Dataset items
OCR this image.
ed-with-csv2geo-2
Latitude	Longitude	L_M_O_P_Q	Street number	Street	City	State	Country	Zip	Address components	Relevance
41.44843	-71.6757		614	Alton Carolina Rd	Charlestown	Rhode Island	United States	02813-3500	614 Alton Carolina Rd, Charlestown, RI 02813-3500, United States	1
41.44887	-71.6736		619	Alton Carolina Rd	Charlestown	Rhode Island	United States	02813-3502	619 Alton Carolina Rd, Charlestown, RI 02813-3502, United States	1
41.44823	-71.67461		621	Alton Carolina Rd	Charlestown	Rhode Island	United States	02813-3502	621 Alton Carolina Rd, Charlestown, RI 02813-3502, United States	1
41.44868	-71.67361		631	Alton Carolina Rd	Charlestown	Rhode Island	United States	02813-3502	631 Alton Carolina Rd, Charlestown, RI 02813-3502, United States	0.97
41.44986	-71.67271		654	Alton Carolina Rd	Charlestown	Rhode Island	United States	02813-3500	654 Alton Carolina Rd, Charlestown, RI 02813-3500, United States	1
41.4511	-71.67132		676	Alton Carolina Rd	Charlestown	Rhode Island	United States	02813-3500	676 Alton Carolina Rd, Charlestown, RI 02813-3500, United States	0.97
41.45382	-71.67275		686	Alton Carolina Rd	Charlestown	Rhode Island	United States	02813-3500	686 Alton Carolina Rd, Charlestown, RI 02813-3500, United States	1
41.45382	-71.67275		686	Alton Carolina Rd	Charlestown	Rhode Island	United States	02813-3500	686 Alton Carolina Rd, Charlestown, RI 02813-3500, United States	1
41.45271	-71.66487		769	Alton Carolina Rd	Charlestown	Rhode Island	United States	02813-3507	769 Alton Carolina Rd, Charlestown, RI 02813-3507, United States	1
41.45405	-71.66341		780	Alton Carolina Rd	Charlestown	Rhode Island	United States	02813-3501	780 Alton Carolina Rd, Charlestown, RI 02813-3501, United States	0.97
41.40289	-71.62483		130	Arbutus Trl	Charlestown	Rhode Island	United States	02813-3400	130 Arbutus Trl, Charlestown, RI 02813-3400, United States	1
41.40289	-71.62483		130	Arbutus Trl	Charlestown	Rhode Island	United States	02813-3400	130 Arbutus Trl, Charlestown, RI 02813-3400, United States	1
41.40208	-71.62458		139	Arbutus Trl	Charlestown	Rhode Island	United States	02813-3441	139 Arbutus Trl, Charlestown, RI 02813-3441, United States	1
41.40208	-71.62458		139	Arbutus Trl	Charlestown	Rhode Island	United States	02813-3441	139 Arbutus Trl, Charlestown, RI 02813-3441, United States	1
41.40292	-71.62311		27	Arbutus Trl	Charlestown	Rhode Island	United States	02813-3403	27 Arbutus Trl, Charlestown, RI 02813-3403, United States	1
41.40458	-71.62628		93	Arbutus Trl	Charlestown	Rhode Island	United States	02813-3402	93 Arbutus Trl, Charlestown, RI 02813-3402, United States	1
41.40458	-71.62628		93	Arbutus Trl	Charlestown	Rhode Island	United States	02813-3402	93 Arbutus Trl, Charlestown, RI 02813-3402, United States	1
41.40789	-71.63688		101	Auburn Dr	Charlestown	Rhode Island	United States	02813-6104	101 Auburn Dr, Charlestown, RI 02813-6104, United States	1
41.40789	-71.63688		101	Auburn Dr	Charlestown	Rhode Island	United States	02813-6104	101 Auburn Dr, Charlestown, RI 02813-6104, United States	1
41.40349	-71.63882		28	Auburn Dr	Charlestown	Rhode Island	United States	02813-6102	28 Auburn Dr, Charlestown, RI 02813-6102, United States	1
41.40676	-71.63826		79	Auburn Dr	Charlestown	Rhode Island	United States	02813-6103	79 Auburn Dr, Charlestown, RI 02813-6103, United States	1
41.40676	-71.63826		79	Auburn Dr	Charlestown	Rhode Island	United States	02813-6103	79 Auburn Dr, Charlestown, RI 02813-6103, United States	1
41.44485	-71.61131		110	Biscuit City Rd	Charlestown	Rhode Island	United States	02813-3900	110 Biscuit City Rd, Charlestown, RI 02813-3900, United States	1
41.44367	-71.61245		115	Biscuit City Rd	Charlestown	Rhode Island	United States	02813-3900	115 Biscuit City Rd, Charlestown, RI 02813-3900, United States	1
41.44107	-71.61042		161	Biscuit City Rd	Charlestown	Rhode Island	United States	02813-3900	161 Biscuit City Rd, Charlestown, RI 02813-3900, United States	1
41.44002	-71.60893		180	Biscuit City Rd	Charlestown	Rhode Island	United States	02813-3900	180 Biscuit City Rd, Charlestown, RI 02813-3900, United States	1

▶ [WHAT NEEDS TO BE DONE] The records above should all be quoted exactly, please.

▶ [RESPONSE]
OCR this image.
ed-with-csv2geo-2
Latitude	Longitude	L_M_O_P_Q	Street number	Street	City	State	Country	Zip	Address components	Relevance
41.44843	-71.6757		614	Alton Carolina Rd	Charlestown	Rhode Island	United States	02813-3500	614 Alton Carolina Rd, Charlestown, RI 02813-3500, United States	1
41.44887	-71.6736		619	Alton Carolina Rd	Charlestown	Rhode Island	United States	02813-3502	619 Alton Carolina Rd, Charlestown, RI 02813-3502, United States	1
41.44823	-71.67461		621	Alton Carolina Rd	Charlestown	Rhode Island	United States	02813-3502	621 Alton Carolina Rd, Charlestown, RI 02813-3502, United States	1
41.44868	-71.67361		631	Alton Carolina Rd	Charlestown	Rhode Island	United States	02813-3502	631 Alton Carolina Rd, Charlestown, RI 02813-3502, United States	0.97
41.44986	-71.67271		654	Alton Carolina Rd	Charlestown	Rhode Island	United States	02813-3500	654 Alton Carolina Rd, Charlestown, RI 02813-3500, United States	1
41.4511	-71.67132		676	Alton Carolina Rd	Charlestown	Rhode Island	United States	02813-3500	676 Alton Carolina Rd, Charlestown, RI 02813-3500, United States	0.97
41.45382	-71.67275		686	Alton Carolina Rd	Charlestown	Rhode Island	United States	02813-3500	686 Alton Carolina Rd, Charlestown, RI 02813-3500, United States	1
41.45382	-71.67275		686	Alton Carolina Rd	Charlestown	Rhode Island	United States	02813-3500	686 Alton Carolina Rd, Charlestown, RI 02813-3500, United States	1
41.45271	-71.66487		769	Alton Carolina Rd	Charlestown	Rhode Island	United States	02813-3507	769 Alton Carolina Rd, Charlestown, RI 02813-3507, United States	1
41.45405	-71.66341		780	Alton Carolina Rd	Charlestown	Rhode Island	United States	02813-3501	780 Alton Carolina Rd, Charlestown, RI 02813-3501, United States	0.97
41.40289	-71.62483		130	Arbutus Trl	Charlestown	Rhode Island	United States	02813-3400	130 Arbutus Trl, Charlestown, RI 02813-3400, United States	1
41.40289	-71.62483		130	Arbutus Trl	Charlestown	Rhode Island	United States	02813-3400	130 Arbutus Trl, Charlestown, RI 02813-3400, United States	1
41.40208	-71.62458		139	Arbutus Trl	Charlestown	Rhode Island	United States	02813-3441	139 Arbutus Trl, Charlestown, RI 02813-3441, United States	1
41.40208	-71.62458		139	Arbutus Trl	Charlestown	Rhode Island	United States	02813-3441	139 Arbutus Trl, Charlestown, RI 02813-3441, United States	1
41.40292	-71.62311		27	Arbutus Trl	Charlestown	Rhode Island	United States	02813-3403	27 Arbutus Trl, Charlestown, RI 02813-3403, United States	1
41.40458	-71.62628		93	Arbutus Trl	Charlestown	Rhode Island	United States	02813-3402	93 Arbutus Trl, Charlestown, RI 02813-3402, United States	1
41.40458	-71.62628		93	Arbutus Trl	Charlestown	Rhode Island	United States	02813-3402	93 Arbutus Trl, Charlestown, RI 02813-3402, United States	1
41.40789	-71.63688		101	Auburn Dr	Charlestown	Rhode Island	United States	02813-6104	101 Auburn Dr, Charlestown, RI 02813-6104, United States	1
41.40789	-71.63688		101	Auburn Dr	Charlestown	Rhode Island	United States	02813-6104	101 Auburn Dr, Charlestown, RI 02813-6104, United States	1
41.40349	-71.63882		28	Auburn Dr	Charlestown	Rhode Island	United States	02813-6102	28 Auburn Dr, Charlestown, RI 02813-6102, United States	1
41.40676	-71.63826		79	Auburn Dr	Charlestown	Rhode Island	United States	02813-6103	79 Auburn Dr, Charlestown, RI 02813-6103, United States	1
41.40676	-71.63826		79	Auburn Dr	Charlestown	Rhode Island	United States	02813-6103	79 Auburn Dr, Charlestown, RI 02813-6103, United States	1
41.44485	-71.61131		110	Biscuit City Rd	Charlestown	Rhode Island	United States	02813-3900	110 Biscuit City Rd, Charlestown, RI 02813-3900, United States	1
41.44367	-71.61245		115	Biscuit City Rd	Charlestown	Rhode Island	United States	02813-3900	115 Biscuit City Rd, Charlestown, RI 02813-3900, United States	1
41.44107	-71.61042		161	Biscuit City Rd	Charlestown	Rhode Island	United States	02813-3900	161 Biscuit City Rd, Charlestown, RI 02813-3900, United States	1
41.44002	-71.60893		180	Biscuit City Rd	Charlestown	Rhode Island	United States	02813-3900	180 Biscuit City Rd, Charlestown, RI 02813-3900, United States	1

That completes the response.